GIVEN TASK | Copy out all lines in the data below containing the string "Daily".

-- Begin --

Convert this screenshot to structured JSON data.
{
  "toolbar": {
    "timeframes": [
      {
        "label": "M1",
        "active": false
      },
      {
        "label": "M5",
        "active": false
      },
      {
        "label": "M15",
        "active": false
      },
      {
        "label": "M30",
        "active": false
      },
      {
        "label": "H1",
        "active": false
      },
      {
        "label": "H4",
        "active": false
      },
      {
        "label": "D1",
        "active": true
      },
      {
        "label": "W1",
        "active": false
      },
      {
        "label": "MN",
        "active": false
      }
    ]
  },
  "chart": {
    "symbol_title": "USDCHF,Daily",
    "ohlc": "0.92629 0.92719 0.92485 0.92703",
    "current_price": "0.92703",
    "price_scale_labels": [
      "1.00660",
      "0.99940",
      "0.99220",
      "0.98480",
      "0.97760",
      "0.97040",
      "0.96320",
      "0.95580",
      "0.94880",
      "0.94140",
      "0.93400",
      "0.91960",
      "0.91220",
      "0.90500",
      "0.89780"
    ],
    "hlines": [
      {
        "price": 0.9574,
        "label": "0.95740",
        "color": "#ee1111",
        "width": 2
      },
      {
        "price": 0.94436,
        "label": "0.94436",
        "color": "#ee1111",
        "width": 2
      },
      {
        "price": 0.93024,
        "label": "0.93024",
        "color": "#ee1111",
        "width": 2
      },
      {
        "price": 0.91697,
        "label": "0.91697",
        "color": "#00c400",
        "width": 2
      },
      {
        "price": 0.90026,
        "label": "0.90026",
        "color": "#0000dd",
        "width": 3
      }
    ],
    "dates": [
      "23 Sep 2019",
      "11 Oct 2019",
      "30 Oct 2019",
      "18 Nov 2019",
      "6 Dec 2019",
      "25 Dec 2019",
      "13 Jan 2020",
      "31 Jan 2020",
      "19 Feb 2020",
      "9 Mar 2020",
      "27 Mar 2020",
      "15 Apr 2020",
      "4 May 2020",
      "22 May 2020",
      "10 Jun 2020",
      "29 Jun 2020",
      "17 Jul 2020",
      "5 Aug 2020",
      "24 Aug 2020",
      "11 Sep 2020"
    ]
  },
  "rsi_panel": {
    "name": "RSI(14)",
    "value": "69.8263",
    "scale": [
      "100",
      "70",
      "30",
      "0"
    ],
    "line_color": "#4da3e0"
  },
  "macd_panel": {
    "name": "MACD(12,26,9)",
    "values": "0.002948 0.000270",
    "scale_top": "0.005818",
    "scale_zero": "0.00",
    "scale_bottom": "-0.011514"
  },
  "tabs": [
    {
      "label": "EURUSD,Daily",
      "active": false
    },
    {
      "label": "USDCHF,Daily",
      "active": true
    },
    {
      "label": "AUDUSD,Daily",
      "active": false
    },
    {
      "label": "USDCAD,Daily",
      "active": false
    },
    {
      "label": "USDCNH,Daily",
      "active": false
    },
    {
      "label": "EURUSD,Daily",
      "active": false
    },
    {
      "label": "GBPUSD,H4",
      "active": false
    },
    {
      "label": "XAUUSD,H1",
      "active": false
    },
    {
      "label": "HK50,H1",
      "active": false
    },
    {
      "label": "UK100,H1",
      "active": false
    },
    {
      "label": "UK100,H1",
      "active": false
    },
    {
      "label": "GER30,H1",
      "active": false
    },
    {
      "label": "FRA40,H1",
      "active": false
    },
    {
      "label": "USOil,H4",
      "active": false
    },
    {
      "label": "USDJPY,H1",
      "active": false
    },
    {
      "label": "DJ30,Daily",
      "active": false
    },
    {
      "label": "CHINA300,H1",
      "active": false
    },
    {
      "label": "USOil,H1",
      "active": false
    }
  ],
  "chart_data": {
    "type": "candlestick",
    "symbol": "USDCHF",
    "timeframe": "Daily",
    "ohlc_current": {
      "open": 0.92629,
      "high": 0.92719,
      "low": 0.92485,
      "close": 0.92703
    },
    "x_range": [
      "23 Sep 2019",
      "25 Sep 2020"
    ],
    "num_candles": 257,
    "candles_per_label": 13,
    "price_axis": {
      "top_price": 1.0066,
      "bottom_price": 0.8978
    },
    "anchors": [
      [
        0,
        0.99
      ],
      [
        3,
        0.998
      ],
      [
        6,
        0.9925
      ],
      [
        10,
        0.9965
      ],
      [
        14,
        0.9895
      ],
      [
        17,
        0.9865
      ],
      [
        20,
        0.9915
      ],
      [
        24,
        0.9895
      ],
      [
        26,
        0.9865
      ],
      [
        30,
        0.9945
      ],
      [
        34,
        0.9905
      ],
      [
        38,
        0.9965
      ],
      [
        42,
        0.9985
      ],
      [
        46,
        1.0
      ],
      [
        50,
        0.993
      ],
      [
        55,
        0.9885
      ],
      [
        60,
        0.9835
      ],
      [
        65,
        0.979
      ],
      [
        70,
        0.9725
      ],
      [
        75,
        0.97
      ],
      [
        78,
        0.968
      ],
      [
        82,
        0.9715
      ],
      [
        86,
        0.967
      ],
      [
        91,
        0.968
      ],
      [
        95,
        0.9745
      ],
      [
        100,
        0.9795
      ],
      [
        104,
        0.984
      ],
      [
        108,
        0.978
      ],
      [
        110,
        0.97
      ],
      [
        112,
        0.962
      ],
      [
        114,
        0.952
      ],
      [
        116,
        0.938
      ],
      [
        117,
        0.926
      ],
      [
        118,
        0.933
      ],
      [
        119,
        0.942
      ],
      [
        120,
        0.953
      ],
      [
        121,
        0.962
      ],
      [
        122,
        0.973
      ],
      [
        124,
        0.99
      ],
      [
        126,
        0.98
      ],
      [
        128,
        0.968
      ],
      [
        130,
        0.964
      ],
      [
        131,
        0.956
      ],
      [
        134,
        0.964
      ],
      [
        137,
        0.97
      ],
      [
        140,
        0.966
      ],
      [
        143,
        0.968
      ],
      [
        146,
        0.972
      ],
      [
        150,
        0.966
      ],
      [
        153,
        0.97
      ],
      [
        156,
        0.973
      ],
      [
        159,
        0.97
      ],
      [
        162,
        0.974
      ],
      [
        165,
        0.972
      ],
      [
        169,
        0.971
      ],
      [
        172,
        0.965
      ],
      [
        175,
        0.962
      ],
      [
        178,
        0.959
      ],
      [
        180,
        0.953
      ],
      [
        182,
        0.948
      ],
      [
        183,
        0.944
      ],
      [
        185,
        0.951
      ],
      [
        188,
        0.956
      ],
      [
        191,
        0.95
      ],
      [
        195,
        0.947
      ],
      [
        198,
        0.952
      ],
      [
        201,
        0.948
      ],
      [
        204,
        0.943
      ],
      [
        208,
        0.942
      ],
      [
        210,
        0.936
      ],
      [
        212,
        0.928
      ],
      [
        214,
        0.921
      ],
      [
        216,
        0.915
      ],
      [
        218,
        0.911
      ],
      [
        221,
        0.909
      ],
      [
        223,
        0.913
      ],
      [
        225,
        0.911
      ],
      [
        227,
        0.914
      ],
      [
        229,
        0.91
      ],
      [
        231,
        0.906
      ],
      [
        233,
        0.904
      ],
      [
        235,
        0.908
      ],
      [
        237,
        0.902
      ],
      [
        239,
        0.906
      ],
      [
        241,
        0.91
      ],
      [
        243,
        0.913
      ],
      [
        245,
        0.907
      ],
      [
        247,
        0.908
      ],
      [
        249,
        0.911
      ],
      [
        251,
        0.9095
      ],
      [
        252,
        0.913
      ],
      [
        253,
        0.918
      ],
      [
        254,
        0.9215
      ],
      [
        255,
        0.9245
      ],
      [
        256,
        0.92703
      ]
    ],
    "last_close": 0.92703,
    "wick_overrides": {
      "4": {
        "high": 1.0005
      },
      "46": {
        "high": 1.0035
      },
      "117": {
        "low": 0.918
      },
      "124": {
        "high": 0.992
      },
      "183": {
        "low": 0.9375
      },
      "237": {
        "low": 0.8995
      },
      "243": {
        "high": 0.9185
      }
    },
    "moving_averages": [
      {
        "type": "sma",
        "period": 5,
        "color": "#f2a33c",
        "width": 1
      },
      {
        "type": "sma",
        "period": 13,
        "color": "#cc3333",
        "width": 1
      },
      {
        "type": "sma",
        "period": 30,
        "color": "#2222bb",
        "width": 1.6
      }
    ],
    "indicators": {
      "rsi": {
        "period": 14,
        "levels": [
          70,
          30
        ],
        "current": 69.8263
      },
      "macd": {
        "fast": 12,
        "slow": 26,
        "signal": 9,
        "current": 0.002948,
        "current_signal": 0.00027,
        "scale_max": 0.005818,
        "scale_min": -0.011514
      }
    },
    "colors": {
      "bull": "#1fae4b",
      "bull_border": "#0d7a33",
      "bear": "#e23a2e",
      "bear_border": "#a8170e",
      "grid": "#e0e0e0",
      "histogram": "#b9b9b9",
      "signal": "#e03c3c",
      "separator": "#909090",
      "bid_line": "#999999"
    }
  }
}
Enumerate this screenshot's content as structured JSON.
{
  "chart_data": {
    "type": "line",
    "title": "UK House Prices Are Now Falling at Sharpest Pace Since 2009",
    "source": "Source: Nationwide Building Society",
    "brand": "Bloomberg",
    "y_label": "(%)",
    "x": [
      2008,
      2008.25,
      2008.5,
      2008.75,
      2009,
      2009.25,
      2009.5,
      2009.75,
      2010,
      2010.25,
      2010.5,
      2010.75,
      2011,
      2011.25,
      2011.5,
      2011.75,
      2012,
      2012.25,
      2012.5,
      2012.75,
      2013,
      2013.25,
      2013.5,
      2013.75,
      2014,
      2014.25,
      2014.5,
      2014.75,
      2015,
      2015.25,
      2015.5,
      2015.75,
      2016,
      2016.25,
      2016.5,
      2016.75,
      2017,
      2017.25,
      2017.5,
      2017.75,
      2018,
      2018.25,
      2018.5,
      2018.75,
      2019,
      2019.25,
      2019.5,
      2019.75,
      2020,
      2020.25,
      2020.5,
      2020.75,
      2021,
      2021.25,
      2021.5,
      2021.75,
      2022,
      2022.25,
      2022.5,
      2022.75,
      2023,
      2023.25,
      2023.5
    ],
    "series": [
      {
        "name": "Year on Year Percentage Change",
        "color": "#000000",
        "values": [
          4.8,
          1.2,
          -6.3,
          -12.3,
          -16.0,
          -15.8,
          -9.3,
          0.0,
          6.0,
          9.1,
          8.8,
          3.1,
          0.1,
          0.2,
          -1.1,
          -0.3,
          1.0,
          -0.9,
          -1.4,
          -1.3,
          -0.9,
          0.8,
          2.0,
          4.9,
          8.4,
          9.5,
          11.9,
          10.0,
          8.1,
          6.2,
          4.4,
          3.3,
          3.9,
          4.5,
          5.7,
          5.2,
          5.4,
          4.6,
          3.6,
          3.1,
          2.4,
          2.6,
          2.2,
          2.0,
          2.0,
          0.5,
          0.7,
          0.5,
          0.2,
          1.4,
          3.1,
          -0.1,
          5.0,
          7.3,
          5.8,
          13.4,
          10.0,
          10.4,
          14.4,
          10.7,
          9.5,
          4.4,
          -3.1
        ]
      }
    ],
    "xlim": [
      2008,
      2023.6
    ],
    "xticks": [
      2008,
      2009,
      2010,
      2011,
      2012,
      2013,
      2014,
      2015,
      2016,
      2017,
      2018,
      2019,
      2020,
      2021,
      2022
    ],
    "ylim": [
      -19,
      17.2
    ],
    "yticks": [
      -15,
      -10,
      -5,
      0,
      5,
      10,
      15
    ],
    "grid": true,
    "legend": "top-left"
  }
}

-- End --

PROBLEM SOLUTION |
    "symbol_title": "USDCHF,Daily",
      "label": "EURUSD,Daily",
      "label": "USDCHF,Daily",
      "label": "AUDUSD,Daily",
      "label": "USDCAD,Daily",
      "label": "USDCNH,Daily",
      "label": "EURUSD,Daily",
      "label": "DJ30,Daily",
    "timeframe": "Daily",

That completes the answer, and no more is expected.